_Provided records_

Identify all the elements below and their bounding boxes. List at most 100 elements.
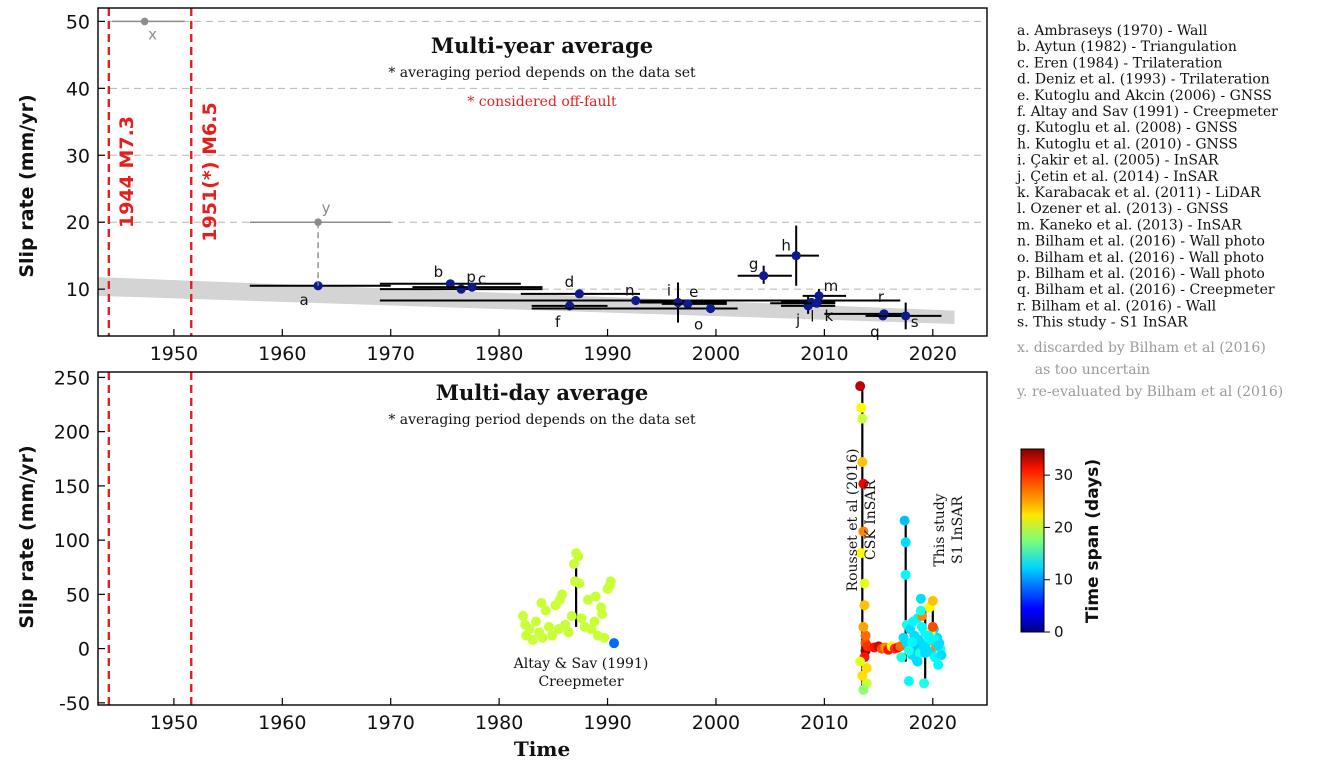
legend-entry: h. Kutoglu et al. (2010) - GNSS (1017, 136, 1238, 152)
slip-point (547, 630, 558, 641)
xtick-label: 1960 (258, 343, 306, 365)
legend-entry: o. Bilham et al. (2016) - Wall photo (1017, 250, 1264, 266)
legend-entry: i. Çakir et al. (2005) - InSAR (1017, 153, 1219, 169)
legend-grey-entry: x. discarded by Bilham et al (2016) (1017, 340, 1266, 356)
point-label: c (478, 270, 486, 288)
slip-point (560, 619, 571, 630)
point-label: k (824, 307, 833, 325)
point-p: p (379, 268, 543, 294)
colorbar-tick-label: 20 (1054, 518, 1073, 536)
point-m: m (802, 277, 847, 303)
point-label: l (810, 308, 814, 326)
point-e: e (661, 283, 727, 309)
slip-point (537, 632, 548, 643)
slip-point (583, 594, 594, 605)
point-label: e (689, 283, 698, 301)
slip-point (915, 593, 926, 604)
legend-entry: l. Ozener et al. (2013) - GNSS (1017, 201, 1229, 217)
point-marker (759, 271, 769, 281)
xtick-label: 1980 (475, 343, 523, 365)
xtick-label: 2020 (909, 712, 957, 734)
slip-point (899, 515, 910, 526)
point-s: s (873, 302, 942, 331)
point-o: o (531, 303, 738, 334)
slip-point (912, 656, 923, 667)
legend-grey-entry: y. re-evaluated by Bilham et al (2016) (1016, 384, 1283, 400)
slip-point (927, 621, 938, 632)
legend-entry: k. Karabacak et al. (2011) - LiDAR (1017, 185, 1261, 201)
point-label: r (878, 288, 885, 306)
top-data-points: x y a b p c d f n i eo g h j lmk rq s (112, 17, 942, 341)
slip-point (857, 670, 868, 681)
multi-day-panel: -50 0 50 100 150 200 250 1950 1960 1970 1980 1990 20… (16, 367, 988, 761)
slip-point (936, 650, 947, 661)
slip-point (597, 608, 608, 619)
colorbar: 0 10 20 30 Time span (days) (1020, 448, 1103, 641)
legend-entry: m. Kaneko et al. (2013) - InSAR (1017, 217, 1242, 233)
slip-point (858, 526, 869, 537)
point-c: c (412, 270, 543, 292)
rousset-annotation-line1: Rousset et al (2016) (845, 449, 861, 592)
point-label: m (824, 277, 839, 295)
colorbar-label: Time span (days) (1083, 459, 1103, 623)
slip-point (609, 638, 620, 649)
bottom-ylabel: Slip rate (mm/yr) (16, 445, 38, 628)
legend-entry: q. Bilham et al. (2016) - Creepmeter (1017, 282, 1275, 298)
top-title: Multi-year average (431, 33, 653, 58)
slip-point (576, 613, 587, 624)
bottom-axes: -50 0 50 100 150 200 250 1950 1960 1970 1980 1990 20… (54, 367, 988, 734)
slip-point (933, 640, 944, 651)
legend-entry: n. Bilham et al. (2016) - Wall photo (1017, 234, 1265, 250)
ytick-label: 50 (66, 11, 90, 33)
slip-point (568, 558, 579, 569)
legend-entry: a. Ambraseys (1970) - Wall (1017, 23, 1208, 39)
point-marker (673, 297, 683, 308)
point-label: x (148, 25, 157, 43)
slip-point (933, 659, 944, 670)
ytick-label: -50 (59, 693, 90, 715)
bottom-data-points (517, 381, 947, 695)
slip-point (861, 663, 872, 674)
eq-1951-label: 1951(*) M6.5 (199, 102, 221, 241)
bottom-earthquake-lines (107, 372, 193, 705)
xtick-label: 2000 (692, 343, 740, 365)
slip-point (919, 678, 930, 689)
xtick-label: 1980 (475, 712, 523, 734)
legend-grey-entry: as too uncertain (1017, 362, 1150, 378)
bottom-subtitle: * averaging period depends on the data s… (388, 412, 696, 428)
point-label: d (565, 273, 575, 291)
thisstudy-annotation-line2: S1 InSAR (950, 496, 966, 564)
point-x: x (112, 17, 185, 43)
point-marker (456, 284, 466, 294)
point-y: y (249, 199, 391, 227)
point-marker (683, 299, 693, 309)
ytick-label: 30 (66, 145, 90, 167)
top-ylabel: Slip rate (mm/yr) (16, 94, 38, 277)
point-marker (467, 282, 477, 292)
xtick-label: 1990 (583, 343, 631, 365)
xtick-label: 1950 (150, 343, 198, 365)
slip-point (858, 621, 869, 632)
colorbar-tick-label: 10 (1054, 571, 1073, 589)
point-marker (901, 311, 911, 321)
slip-point (554, 594, 565, 605)
xtick-label: 2000 (692, 712, 740, 734)
legend-entry: s. This study - S1 InSAR (1017, 315, 1188, 331)
ytick-label: 100 (54, 530, 90, 552)
point-label: j (795, 311, 800, 329)
top-subtitle: * averaging period depends on the data s… (388, 65, 696, 81)
xtick-label: 2010 (800, 712, 848, 734)
point-marker (574, 289, 584, 299)
slip-point (859, 600, 870, 611)
xtick-label: 2010 (800, 343, 848, 365)
creepmeter-annotation-line1: Altay & Sav (1991) (513, 656, 649, 672)
point-marker (140, 17, 149, 26)
slip-point (530, 616, 541, 627)
bottom-xlabel: Time (514, 737, 570, 761)
slip-point (586, 624, 597, 635)
slip-point (604, 580, 615, 591)
point-d: d (520, 273, 641, 299)
legend-entry: r. Bilham et al. (2016) - Wall (1017, 298, 1217, 314)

_Work instructions_
Output the material above as a Markdown table with the columns Row and Entry, numbering each line and skipping blank ones. Omit the pictures.

_Full response_
| Row | Entry |
|---|---|
| 1 | Identify all the elements below and their bounding boxes. List at most 100 elements. |
| 2 | legend-entry: h. Kutoglu et al. (2010) - GNSS (1017, 136, 1238, 152) |
| 3 | slip-point (547, 630, 558, 641) |
| 4 | xtick-label: 1960 (258, 343, 306, 365) |
| 5 | legend-entry: o. Bilham et al. (2016) - Wall photo (1017, 250, 1264, 266) |
| 6 | legend-entry: i. Çakir et al. (2005) - InSAR (1017, 153, 1219, 169) |
| 7 | legend-grey-entry: x. discarded by Bilham et al (2016) (1017, 340, 1266, 356) |
| 8 | point-label: c (478, 270, 486, 288) |
| 9 | slip-point (560, 619, 571, 630) |
| 10 | point-label: k (824, 307, 833, 325) |
| 11 | point-p: p (379, 268, 543, 294) |
| 12 | colorbar-tick-label: 20 (1054, 518, 1073, 536) |
| 13 | point-m: m (802, 277, 847, 303) |
| 14 | point-label: l (810, 308, 814, 326) |
| 15 | point-e: e (661, 283, 727, 309) |
| 16 | slip-point (537, 632, 548, 643) |
| 17 | slip-point (583, 594, 594, 605) |
| 18 | point-label: e (689, 283, 698, 301) |
| 19 | slip-point (915, 593, 926, 604) |
| 20 | legend-entry: l. Ozener et al. (2013) - GNSS (1017, 201, 1229, 217) |
| 21 | point-marker (759, 271, 769, 281) |
| 22 | xtick-label: 1980 (475, 343, 523, 365) |
| 23 | xtick-label: 2020 (909, 712, 957, 734) |
| 24 | slip-point (899, 515, 910, 526) |
| 25 | point-s: s (873, 302, 942, 331) |
| 26 | point-o: o (531, 303, 738, 334) |
| 27 | slip-point (912, 656, 923, 667) |
| 28 | legend-grey-entry: y. re-evaluated by Bilham et al (2016) (1016, 384, 1283, 400) |
| 29 | slip-point (927, 621, 938, 632) |
| 30 | legend-entry: k. Karabacak et al. (2011) - LiDAR (1017, 185, 1261, 201) |
| 31 | point-label: r (878, 288, 885, 306) |
| 32 | top-data-points: x y a b p c d f n i eo g h j lmk rq s (112, 17, 942, 341) |
| 33 | slip-point (857, 670, 868, 681) |
| 34 | multi-day-panel: -50 0 50 100 150 200 250 1950 1960 1970 1980 1990 20… (16, 367, 988, 761) |
| 35 | slip-point (936, 650, 947, 661) |
| 36 | slip-point (597, 608, 608, 619) |
| 37 | colorbar: 0 10 20 30 Time span (days) (1020, 448, 1103, 641) |
| 38 | legend-entry: m. Kaneko et al. (2013) - InSAR (1017, 217, 1242, 233) |
| 39 | slip-point (858, 526, 869, 537) |
| 40 | point-c: c (412, 270, 543, 292) |
| 41 | rousset-annotation-line1: Rousset et al (2016) (845, 449, 861, 592) |
| 42 | point-label: m (824, 277, 839, 295) |
| 43 | colorbar-label: Time span (days) (1083, 459, 1103, 623) |
| 44 | slip-point (609, 638, 620, 649) |
| 45 | bottom-ylabel: Slip rate (mm/yr) (16, 445, 38, 628) |
| 46 | legend-entry: q. Bilham et al. (2016) - Creepmeter (1017, 282, 1275, 298) |
| 47 | top-title: Multi-year average (431, 33, 653, 58) |
| 48 | slip-point (576, 613, 587, 624) |
| 49 | bottom-axes: -50 0 50 100 150 200 250 1950 1960 1970 1980 1990 20… (54, 367, 988, 734) |
| 50 | slip-point (933, 640, 944, 651) |
| 51 | legend-entry: n. Bilham et al. (2016) - Wall photo (1017, 234, 1265, 250) |
| 52 | ytick-label: 50 (66, 11, 90, 33) |
| 53 | slip-point (568, 558, 579, 569) |
| 54 | legend-entry: a. Ambraseys (1970) - Wall (1017, 23, 1208, 39) |
| 55 | point-marker (673, 297, 683, 308) |
| 56 | point-label: x (148, 25, 157, 43) |
| 57 | slip-point (933, 659, 944, 670) |
| 58 | ytick-label: -50 (59, 693, 90, 715) |
| 59 | bottom-data-points (517, 381, 947, 695) |
| 60 | slip-point (861, 663, 872, 674) |
| 61 | eq-1951-label: 1951(*) M6.5 (199, 102, 221, 241) |
| 62 | bottom-earthquake-lines (107, 372, 193, 705) |
| 63 | xtick-label: 2000 (692, 343, 740, 365) |
| 64 | slip-point (919, 678, 930, 689) |
| 65 | xtick-label: 1980 (475, 712, 523, 734) |
| 66 | legend-grey-entry: as too uncertain (1017, 362, 1150, 378) |
| 67 | bottom-subtitle: * averaging period depends on the data s… (388, 412, 696, 428) |
| 68 | point-label: d (565, 273, 575, 291) |
| 69 | thisstudy-annotation-line2: S1 InSAR (950, 496, 966, 564) |
| 70 | point-x: x (112, 17, 185, 43) |
| 71 | point-marker (456, 284, 466, 294) |
| 72 | point-y: y (249, 199, 391, 227) |
| 73 | point-marker (683, 299, 693, 309) |
| 74 | ytick-label: 30 (66, 145, 90, 167) |
| 75 | top-ylabel: Slip rate (mm/yr) (16, 94, 38, 277) |
| 76 | point-marker (467, 282, 477, 292) |
| 77 | xtick-label: 1990 (583, 343, 631, 365) |
| 78 | xtick-label: 1950 (150, 343, 198, 365) |
| 79 | slip-point (858, 621, 869, 632) |
| 80 | colorbar-tick-label: 10 (1054, 571, 1073, 589) |
| 81 | point-marker (901, 311, 911, 321) |
| 82 | slip-point (554, 594, 565, 605) |
| 83 | xtick-label: 2000 (692, 712, 740, 734) |
| 84 | legend-entry: s. This study - S1 InSAR (1017, 315, 1188, 331) |
| 85 | ytick-label: 100 (54, 530, 90, 552) |
| 86 | point-label: j (795, 311, 800, 329) |
| 87 | top-subtitle: * averaging period depends on the data s… (388, 65, 696, 81) |
| 88 | xtick-label: 2010 (800, 712, 848, 734) |
| 89 | point-marker (574, 289, 584, 299) |
| 90 | slip-point (859, 600, 870, 611) |
| 91 | xtick-label: 2010 (800, 343, 848, 365) |
| 92 | creepmeter-annotation-line1: Altay & Sav (1991) (513, 656, 649, 672) |
| 93 | point-marker (140, 17, 149, 26) |
| 94 | slip-point (530, 616, 541, 627) |
| 95 | bottom-xlabel: Time (514, 737, 570, 761) |
| 96 | slip-point (586, 624, 597, 635) |
| 97 | slip-point (604, 580, 615, 591) |
| 98 | point-d: d (520, 273, 641, 299) |
| 99 | legend-entry: r. Bilham et al. (2016) - Wall (1017, 298, 1217, 314) |